**Given records:**

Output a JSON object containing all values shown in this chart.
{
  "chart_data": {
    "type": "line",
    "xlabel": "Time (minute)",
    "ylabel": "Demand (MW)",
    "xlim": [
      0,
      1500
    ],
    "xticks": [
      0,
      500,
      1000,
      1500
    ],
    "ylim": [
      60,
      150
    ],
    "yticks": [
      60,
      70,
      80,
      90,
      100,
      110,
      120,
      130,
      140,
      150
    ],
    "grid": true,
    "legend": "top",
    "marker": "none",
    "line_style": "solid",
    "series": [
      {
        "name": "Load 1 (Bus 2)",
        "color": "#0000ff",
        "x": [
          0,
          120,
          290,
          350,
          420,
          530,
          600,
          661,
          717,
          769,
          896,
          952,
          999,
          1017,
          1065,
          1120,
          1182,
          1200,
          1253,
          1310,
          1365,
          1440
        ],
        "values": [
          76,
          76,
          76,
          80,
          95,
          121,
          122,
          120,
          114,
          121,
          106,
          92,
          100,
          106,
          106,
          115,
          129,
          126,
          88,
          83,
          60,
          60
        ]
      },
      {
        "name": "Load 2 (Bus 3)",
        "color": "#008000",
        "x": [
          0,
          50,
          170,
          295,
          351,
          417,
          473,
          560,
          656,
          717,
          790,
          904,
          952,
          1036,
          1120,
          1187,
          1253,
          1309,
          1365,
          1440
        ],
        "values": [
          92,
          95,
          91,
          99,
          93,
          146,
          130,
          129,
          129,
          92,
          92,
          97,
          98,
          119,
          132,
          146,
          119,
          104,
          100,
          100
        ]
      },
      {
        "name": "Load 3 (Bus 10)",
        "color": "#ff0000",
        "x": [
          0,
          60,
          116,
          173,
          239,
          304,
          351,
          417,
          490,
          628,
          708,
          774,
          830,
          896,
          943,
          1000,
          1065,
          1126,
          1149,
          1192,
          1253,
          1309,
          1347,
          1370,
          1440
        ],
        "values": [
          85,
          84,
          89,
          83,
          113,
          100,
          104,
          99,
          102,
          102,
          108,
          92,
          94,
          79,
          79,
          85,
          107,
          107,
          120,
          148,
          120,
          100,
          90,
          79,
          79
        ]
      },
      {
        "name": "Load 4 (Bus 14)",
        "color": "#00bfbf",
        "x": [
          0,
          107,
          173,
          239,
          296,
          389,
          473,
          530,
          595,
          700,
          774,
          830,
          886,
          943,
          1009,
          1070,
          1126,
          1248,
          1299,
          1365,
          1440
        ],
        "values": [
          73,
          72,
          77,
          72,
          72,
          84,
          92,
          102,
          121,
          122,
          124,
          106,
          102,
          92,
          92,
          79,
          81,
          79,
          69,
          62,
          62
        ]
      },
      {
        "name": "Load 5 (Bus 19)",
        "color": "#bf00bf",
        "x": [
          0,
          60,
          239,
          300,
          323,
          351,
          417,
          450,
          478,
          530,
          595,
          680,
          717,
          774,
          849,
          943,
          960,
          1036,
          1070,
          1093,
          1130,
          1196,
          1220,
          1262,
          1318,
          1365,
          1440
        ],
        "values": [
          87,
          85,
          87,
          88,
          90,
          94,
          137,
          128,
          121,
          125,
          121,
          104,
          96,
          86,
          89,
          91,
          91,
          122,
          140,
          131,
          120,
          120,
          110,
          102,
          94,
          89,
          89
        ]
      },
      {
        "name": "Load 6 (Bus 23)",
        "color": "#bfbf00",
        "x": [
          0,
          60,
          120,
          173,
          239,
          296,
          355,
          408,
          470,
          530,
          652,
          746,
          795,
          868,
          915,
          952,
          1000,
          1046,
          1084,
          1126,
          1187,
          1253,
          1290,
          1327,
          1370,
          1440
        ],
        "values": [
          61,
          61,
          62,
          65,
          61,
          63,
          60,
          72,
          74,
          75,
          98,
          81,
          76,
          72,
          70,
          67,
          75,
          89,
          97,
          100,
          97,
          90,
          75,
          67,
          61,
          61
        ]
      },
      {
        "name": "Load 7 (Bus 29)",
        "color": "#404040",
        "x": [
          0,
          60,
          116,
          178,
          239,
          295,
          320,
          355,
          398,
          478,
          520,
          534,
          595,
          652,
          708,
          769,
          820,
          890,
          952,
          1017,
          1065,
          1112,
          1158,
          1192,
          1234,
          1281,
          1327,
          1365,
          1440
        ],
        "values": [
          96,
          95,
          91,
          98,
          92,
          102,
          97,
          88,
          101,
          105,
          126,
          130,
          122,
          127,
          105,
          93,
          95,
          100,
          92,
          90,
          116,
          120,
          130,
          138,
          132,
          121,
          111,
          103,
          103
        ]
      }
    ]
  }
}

**What is needed:** Return all of the above records exactly, leaving no line out.

**Right answer:**
Output a JSON object containing all values shown in this chart.
{
  "chart_data": {
    "type": "line",
    "xlabel": "Time (minute)",
    "ylabel": "Demand (MW)",
    "xlim": [
      0,
      1500
    ],
    "xticks": [
      0,
      500,
      1000,
      1500
    ],
    "ylim": [
      60,
      150
    ],
    "yticks": [
      60,
      70,
      80,
      90,
      100,
      110,
      120,
      130,
      140,
      150
    ],
    "grid": true,
    "legend": "top",
    "marker": "none",
    "line_style": "solid",
    "series": [
      {
        "name": "Load 1 (Bus 2)",
        "color": "#0000ff",
        "x": [
          0,
          120,
          290,
          350,
          420,
          530,
          600,
          661,
          717,
          769,
          896,
          952,
          999,
          1017,
          1065,
          1120,
          1182,
          1200,
          1253,
          1310,
          1365,
          1440
        ],
        "values": [
          76,
          76,
          76,
          80,
          95,
          121,
          122,
          120,
          114,
          121,
          106,
          92,
          100,
          106,
          106,
          115,
          129,
          126,
          88,
          83,
          60,
          60
        ]
      },
      {
        "name": "Load 2 (Bus 3)",
        "color": "#008000",
        "x": [
          0,
          50,
          170,
          295,
          351,
          417,
          473,
          560,
          656,
          717,
          790,
          904,
          952,
          1036,
          1120,
          1187,
          1253,
          1309,
          1365,
          1440
        ],
        "values": [
          92,
          95,
          91,
          99,
          93,
          146,
          130,
          129,
          129,
          92,
          92,
          97,
          98,
          119,
          132,
          146,
          119,
          104,
          100,
          100
        ]
      },
      {
        "name": "Load 3 (Bus 10)",
        "color": "#ff0000",
        "x": [
          0,
          60,
          116,
          173,
          239,
          304,
          351,
          417,
          490,
          628,
          708,
          774,
          830,
          896,
          943,
          1000,
          1065,
          1126,
          1149,
          1192,
          1253,
          1309,
          1347,
          1370,
          1440
        ],
        "values": [
          85,
          84,
          89,
          83,
          113,
          100,
          104,
          99,
          102,
          102,
          108,
          92,
          94,
          79,
          79,
          85,
          107,
          107,
          120,
          148,
          120,
          100,
          90,
          79,
          79
        ]
      },
      {
        "name": "Load 4 (Bus 14)",
        "color": "#00bfbf",
        "x": [
          0,
          107,
          173,
          239,
          296,
          389,
          473,
          530,
          595,
          700,
          774,
          830,
          886,
          943,
          1009,
          1070,
          1126,
          1248,
          1299,
          1365,
          1440
        ],
        "values": [
          73,
          72,
          77,
          72,
          72,
          84,
          92,
          102,
          121,
          122,
          124,
          106,
          102,
          92,
          92,
          79,
          81,
          79,
          69,
          62,
          62
        ]
      },
      {
        "name": "Load 5 (Bus 19)",
        "color": "#bf00bf",
        "x": [
          0,
          60,
          239,
          300,
          323,
          351,
          417,
          450,
          478,
          530,
          595,
          680,
          717,
          774,
          849,
          943,
          960,
          1036,
          1070,
          1093,
          1130,
          1196,
          1220,
          1262,
          1318,
          1365,
          1440
        ],
        "values": [
          87,
          85,
          87,
          88,
          90,
          94,
          137,
          128,
          121,
          125,
          121,
          104,
          96,
          86,
          89,
          91,
          91,
          122,
          140,
          131,
          120,
          120,
          110,
          102,
          94,
          89,
          89
        ]
      },
      {
        "name": "Load 6 (Bus 23)",
        "color": "#bfbf00",
        "x": [
          0,
          60,
          120,
          173,
          239,
          296,
          355,
          408,
          470,
          530,
          652,
          746,
          795,
          868,
          915,
          952,
          1000,
          1046,
          1084,
          1126,
          1187,
          1253,
          1290,
          1327,
          1370,
          1440
        ],
        "values": [
          61,
          61,
          62,
          65,
          61,
          63,
          60,
          72,
          74,
          75,
          98,
          81,
          76,
          72,
          70,
          67,
          75,
          89,
          97,
          100,
          97,
          90,
          75,
          67,
          61,
          61
        ]
      },
      {
        "name": "Load 7 (Bus 29)",
        "color": "#404040",
        "x": [
          0,
          60,
          116,
          178,
          239,
          295,
          320,
          355,
          398,
          478,
          520,
          534,
          595,
          652,
          708,
          769,
          820,
          890,
          952,
          1017,
          1065,
          1112,
          1158,
          1192,
          1234,
          1281,
          1327,
          1365,
          1440
        ],
        "values": [
          96,
          95,
          91,
          98,
          92,
          102,
          97,
          88,
          101,
          105,
          126,
          130,
          122,
          127,
          105,
          93,
          95,
          100,
          92,
          90,
          116,
          120,
          130,
          138,
          132,
          121,
          111,
          103,
          103
        ]
      }
    ]
  }
}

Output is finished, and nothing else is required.